#### [题目 A]
从下方数据行中提取所有含有字符串“filter”的行，大小写须完全一致。

═════ 原文

豆瓣影评信息爬取小结

社会计算课的报告，虽然难度上不大，但挺花时间的

代码部分

1.对于第一部分影片票房的爬取，代码如下：

# coding=utf-8
import requests
import csv
import re
import os
from bs4 import BeautifulSoup
from aip import AipOcr
from PIL import Image

APP_ID = 'your APP_ID'
API_KEY = 'your API_KEY'
SECRET_KEY = 'your SECRET_KEY'
p_result = []
headers = {
    "Accept": "text/html,application/xhtml+xml,application/xml;q=0.9,image/avif,image/webp,image/apng,*/*;q=0.8,application/signed-exchange;v=b3;q=0.9",
    "Accept-Encoding": "gzip, deflate",
    "Accept-Language": "zh-CN,zh;q=0.9,en-CN;q=0.8,en-US;q=0.7,en;q=0.6",
    "Cache-Control": "max-age=0",
    "Connection": "keep-alive",
    "Cookie": "your Cookie",
    "Host": "58921.com",
    "If-Modified-Since": "Fri, 30 Oct 2020 06:00:00 GMT",
    "Referer": "http://58921.com/alltime/2019",
    "Upgrade-Insecure-Requests": "1",
    "User-Agent": "Mozilla/5.0 (Windows NT 10.0; Win64; x64) AppleWebKit/537.36 (KHTML, like Gecko) Chrome/86.0.4240.111 Safari/537.36"
}

def hui_du(content):
    with open("temp.png", "wb") as f:
        f.write(content)
    img = Image.open('temp.png')
    Img = img.convert('L')
    Img.save("temp.png")
    with open("temp.png", "rb") as f:
        content = f.read()
    os.remove("temp.png")
    return content

def baidu_ocr(img_src, last_box):
    while True:
        try:
            img = requests.get(img_src, headers=headers)

══════════
═════ 本题数据行

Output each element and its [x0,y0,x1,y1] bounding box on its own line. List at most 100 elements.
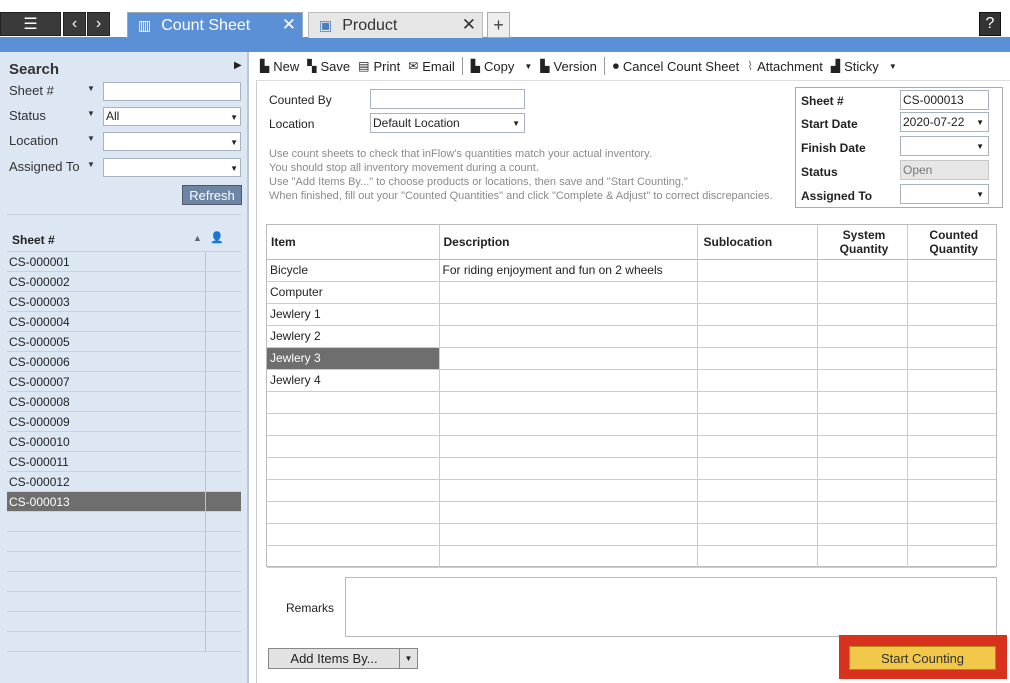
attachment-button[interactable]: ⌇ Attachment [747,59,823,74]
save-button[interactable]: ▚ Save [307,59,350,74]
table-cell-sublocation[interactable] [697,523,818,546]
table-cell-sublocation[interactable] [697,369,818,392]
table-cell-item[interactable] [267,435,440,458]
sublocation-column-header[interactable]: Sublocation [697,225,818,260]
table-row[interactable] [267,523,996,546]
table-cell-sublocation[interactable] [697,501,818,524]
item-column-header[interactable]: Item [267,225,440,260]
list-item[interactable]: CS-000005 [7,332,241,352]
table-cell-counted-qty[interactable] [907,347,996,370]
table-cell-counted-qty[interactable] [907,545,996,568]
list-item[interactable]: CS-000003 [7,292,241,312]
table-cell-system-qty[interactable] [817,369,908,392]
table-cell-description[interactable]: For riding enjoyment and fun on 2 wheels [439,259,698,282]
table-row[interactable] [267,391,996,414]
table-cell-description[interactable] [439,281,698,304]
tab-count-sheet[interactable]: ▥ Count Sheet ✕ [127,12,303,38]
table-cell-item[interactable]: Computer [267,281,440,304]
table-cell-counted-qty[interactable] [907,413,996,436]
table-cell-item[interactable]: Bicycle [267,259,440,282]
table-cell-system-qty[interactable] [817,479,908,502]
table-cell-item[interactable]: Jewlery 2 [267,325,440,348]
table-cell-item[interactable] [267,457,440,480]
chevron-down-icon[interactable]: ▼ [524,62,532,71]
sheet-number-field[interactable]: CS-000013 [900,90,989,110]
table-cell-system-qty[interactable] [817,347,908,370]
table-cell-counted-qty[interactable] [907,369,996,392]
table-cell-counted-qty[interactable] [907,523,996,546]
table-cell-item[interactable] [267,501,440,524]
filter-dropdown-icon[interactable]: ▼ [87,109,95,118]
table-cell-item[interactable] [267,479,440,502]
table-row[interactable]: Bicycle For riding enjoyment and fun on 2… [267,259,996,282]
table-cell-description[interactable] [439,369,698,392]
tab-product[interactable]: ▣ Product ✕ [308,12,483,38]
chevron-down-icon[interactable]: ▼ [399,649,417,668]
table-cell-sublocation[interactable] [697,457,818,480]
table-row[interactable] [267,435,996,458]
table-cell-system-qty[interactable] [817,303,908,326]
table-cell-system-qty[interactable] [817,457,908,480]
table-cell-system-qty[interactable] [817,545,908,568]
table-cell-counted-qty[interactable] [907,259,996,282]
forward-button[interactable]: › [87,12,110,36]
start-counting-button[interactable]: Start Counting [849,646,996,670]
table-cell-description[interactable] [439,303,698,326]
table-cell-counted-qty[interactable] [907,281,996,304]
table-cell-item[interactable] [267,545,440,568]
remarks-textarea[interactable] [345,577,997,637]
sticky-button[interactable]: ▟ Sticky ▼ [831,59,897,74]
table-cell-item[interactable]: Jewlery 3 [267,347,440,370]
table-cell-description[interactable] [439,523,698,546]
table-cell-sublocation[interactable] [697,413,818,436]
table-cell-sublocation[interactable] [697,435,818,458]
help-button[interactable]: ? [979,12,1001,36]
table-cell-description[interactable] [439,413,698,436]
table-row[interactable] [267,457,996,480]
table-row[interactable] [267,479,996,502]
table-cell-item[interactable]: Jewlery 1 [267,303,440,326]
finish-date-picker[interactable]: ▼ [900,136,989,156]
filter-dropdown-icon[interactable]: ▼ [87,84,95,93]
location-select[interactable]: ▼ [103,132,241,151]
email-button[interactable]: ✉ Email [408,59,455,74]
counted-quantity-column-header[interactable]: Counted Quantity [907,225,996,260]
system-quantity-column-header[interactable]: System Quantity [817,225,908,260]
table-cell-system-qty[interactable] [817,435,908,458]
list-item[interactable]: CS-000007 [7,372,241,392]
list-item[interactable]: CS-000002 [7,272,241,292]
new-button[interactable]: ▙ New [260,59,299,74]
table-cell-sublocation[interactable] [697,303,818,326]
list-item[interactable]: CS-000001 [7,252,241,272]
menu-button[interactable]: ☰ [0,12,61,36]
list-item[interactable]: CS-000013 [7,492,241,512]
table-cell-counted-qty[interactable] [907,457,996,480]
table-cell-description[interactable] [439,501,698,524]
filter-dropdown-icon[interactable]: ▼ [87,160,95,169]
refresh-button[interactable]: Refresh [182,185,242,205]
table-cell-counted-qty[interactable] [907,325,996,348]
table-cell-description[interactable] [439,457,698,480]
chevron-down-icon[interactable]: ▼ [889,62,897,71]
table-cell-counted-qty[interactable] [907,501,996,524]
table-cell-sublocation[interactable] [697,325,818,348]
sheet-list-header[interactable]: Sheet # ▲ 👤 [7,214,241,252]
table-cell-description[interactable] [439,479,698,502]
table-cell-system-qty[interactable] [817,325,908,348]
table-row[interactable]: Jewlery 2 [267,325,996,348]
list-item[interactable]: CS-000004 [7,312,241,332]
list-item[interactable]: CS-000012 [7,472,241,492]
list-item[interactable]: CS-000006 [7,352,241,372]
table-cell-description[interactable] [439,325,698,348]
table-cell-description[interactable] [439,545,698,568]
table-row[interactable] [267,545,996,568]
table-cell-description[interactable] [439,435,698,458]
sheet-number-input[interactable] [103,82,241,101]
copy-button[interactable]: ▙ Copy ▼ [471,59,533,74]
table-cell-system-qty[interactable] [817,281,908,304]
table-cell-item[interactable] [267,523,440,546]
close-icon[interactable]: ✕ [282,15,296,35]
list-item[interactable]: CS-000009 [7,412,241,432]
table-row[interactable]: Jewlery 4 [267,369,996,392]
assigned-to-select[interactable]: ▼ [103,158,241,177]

══════════

#### [题目 B]
根据上方原文，这份小结是哪门课的报告？

#### [完整解答 A]
filter-dropdown-icon[interactable]: ▼ [87,109,95,118]
filter-dropdown-icon[interactable]: ▼ [87,84,95,93]
filter-dropdown-icon[interactable]: ▼ [87,160,95,169]

#### [完整解答 B]
社会计算课。